# To do:
Scan the data below for the string "preview". Show every line where it turns up.

Collected data

____

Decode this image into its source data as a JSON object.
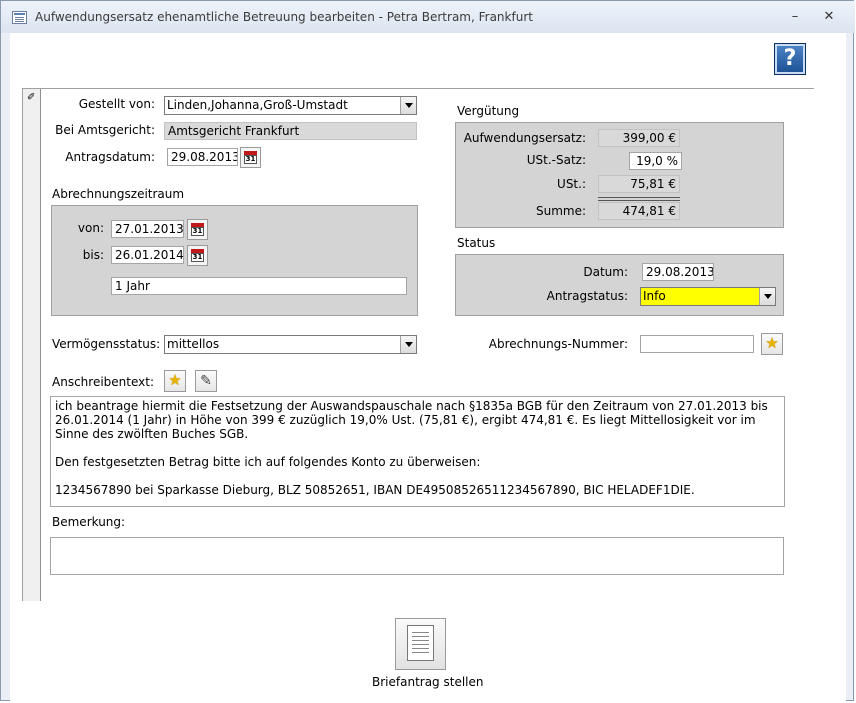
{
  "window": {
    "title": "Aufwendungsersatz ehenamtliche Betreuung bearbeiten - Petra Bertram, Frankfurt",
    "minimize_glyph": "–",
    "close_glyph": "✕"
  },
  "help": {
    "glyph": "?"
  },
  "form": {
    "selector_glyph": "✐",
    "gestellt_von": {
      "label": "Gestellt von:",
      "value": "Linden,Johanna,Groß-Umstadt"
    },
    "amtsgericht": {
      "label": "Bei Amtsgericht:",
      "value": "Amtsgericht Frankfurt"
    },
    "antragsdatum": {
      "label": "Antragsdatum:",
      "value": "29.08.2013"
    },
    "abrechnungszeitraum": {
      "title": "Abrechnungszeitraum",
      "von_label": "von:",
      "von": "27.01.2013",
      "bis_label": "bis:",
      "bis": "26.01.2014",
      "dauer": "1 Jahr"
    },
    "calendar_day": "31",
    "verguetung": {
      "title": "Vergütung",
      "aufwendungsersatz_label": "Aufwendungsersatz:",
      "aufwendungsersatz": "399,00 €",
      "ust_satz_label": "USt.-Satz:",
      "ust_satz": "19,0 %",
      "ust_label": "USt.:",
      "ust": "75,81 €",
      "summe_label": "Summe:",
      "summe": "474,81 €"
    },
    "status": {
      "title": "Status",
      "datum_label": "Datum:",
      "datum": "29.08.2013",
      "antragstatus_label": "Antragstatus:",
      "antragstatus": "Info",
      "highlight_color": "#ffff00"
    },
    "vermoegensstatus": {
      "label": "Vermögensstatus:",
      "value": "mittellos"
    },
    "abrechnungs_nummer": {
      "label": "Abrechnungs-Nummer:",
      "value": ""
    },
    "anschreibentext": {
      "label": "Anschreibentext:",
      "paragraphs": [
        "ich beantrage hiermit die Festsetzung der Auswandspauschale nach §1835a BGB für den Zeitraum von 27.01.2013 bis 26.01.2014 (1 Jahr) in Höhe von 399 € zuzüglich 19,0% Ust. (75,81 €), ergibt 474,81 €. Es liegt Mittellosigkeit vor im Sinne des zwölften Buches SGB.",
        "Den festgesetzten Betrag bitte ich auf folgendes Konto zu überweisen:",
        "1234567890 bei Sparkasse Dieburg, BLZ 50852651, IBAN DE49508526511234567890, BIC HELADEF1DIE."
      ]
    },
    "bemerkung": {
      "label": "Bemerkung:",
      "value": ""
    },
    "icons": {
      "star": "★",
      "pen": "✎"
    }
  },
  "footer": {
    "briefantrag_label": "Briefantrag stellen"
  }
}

____

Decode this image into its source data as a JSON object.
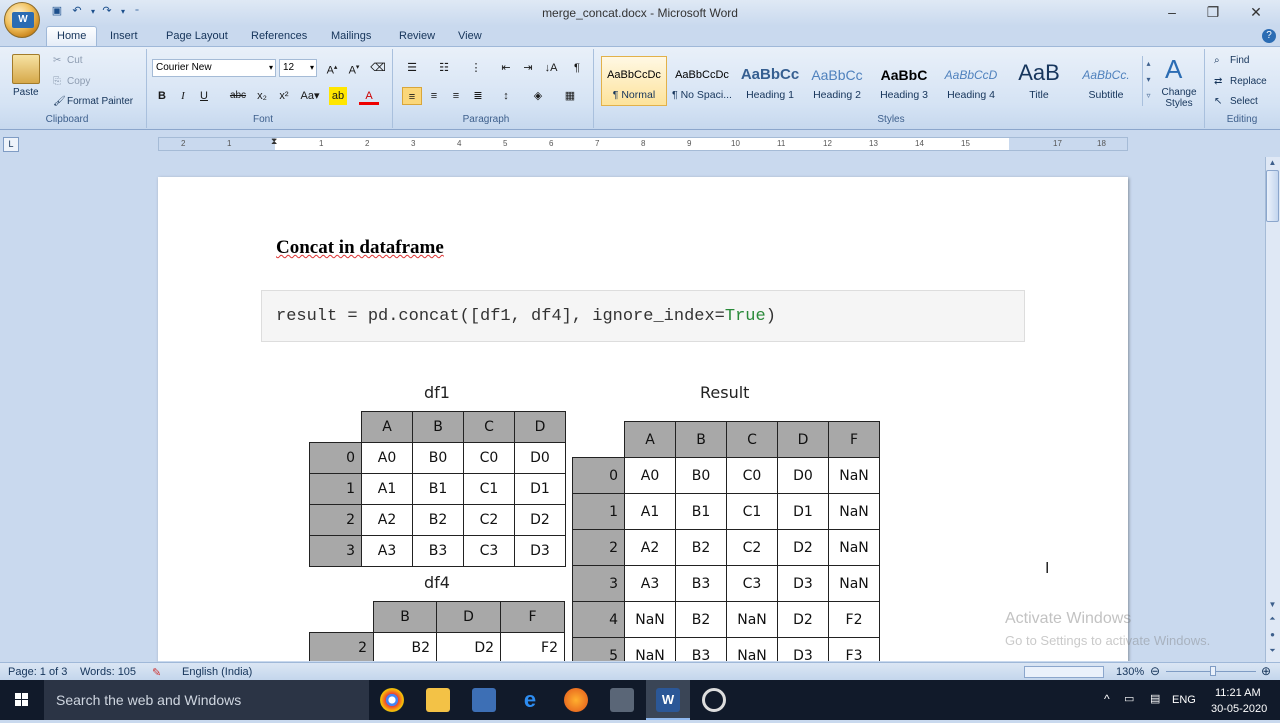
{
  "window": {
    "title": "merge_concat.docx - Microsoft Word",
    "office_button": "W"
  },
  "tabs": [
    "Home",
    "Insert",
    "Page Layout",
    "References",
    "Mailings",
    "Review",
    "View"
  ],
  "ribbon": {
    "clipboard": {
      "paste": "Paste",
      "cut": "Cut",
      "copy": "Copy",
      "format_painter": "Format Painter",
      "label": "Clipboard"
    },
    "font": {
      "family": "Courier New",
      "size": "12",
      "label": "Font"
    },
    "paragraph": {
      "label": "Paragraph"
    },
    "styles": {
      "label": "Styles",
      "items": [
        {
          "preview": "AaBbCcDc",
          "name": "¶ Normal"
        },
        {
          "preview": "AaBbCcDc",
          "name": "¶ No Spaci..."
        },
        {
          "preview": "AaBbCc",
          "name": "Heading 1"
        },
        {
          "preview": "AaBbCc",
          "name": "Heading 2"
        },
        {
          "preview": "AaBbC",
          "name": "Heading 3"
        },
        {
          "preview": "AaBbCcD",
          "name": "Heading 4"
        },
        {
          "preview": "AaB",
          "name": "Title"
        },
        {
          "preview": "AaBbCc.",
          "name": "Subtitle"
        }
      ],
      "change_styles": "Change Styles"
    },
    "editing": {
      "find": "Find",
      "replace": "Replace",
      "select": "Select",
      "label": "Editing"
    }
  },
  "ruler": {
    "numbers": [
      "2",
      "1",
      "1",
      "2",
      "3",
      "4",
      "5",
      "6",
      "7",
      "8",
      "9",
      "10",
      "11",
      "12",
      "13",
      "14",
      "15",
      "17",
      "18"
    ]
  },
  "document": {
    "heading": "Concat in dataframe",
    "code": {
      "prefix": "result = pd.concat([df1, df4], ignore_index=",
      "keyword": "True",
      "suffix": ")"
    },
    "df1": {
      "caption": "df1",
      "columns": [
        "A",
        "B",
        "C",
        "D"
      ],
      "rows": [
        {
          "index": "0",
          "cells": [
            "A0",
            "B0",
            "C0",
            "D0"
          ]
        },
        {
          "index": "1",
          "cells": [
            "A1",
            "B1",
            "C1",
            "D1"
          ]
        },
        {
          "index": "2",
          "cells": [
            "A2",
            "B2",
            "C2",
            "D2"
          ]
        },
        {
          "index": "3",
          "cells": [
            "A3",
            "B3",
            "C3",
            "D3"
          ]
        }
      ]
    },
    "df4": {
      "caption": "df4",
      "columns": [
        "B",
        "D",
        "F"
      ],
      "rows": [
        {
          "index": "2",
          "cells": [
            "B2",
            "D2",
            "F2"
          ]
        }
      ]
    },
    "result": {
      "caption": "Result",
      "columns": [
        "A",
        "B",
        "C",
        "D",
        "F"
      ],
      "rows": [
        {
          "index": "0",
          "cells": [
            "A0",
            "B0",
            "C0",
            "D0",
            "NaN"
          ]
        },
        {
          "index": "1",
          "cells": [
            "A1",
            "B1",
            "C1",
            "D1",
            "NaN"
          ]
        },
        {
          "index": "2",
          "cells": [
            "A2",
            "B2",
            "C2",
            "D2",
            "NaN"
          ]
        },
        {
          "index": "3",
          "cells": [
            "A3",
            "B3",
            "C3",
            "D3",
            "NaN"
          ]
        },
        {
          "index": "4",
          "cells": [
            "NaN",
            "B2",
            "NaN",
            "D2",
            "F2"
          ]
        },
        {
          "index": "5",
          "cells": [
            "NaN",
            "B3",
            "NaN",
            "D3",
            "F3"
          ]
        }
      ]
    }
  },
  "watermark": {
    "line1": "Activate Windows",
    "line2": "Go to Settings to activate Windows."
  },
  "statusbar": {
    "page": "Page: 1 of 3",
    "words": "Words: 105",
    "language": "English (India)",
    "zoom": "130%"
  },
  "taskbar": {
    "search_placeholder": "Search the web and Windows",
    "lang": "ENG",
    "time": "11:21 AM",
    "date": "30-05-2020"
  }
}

____

# Complete output:
          "preview": "AaBbCcDc",
          "preview": "AaBbCcDc",
          "preview": "AaBbCc",
          "preview": "AaBbCc",
          "preview": "AaBbC",
          "preview": "AaBbCcD",
          "preview": "AaB",
          "preview": "AaBbCc.",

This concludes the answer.